** Start INPUT DATA **

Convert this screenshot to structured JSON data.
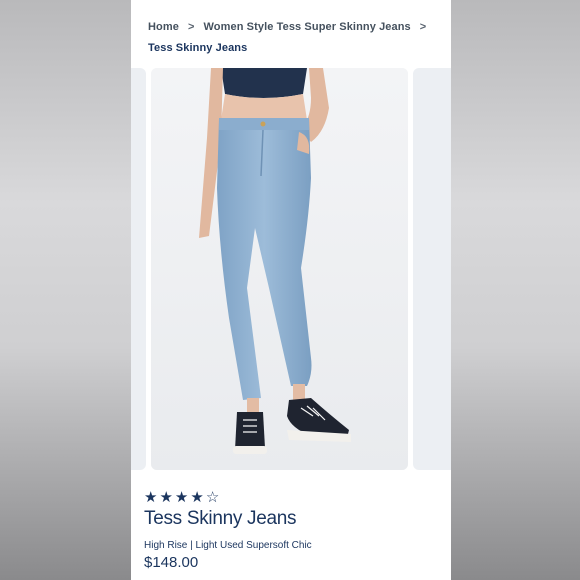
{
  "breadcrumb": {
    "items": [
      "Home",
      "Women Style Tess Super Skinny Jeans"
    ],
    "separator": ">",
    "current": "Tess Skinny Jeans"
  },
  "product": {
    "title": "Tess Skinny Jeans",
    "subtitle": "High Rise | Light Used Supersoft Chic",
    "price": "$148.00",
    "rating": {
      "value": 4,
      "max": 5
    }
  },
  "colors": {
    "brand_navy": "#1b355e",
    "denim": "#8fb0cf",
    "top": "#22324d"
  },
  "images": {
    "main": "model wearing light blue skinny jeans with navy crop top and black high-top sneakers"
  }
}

** End INPUT DATA **

**PROMPT**
Lines of the listing that contain the word "Tess" are to be counted; report only their number.

**FULL SOLUTION**
3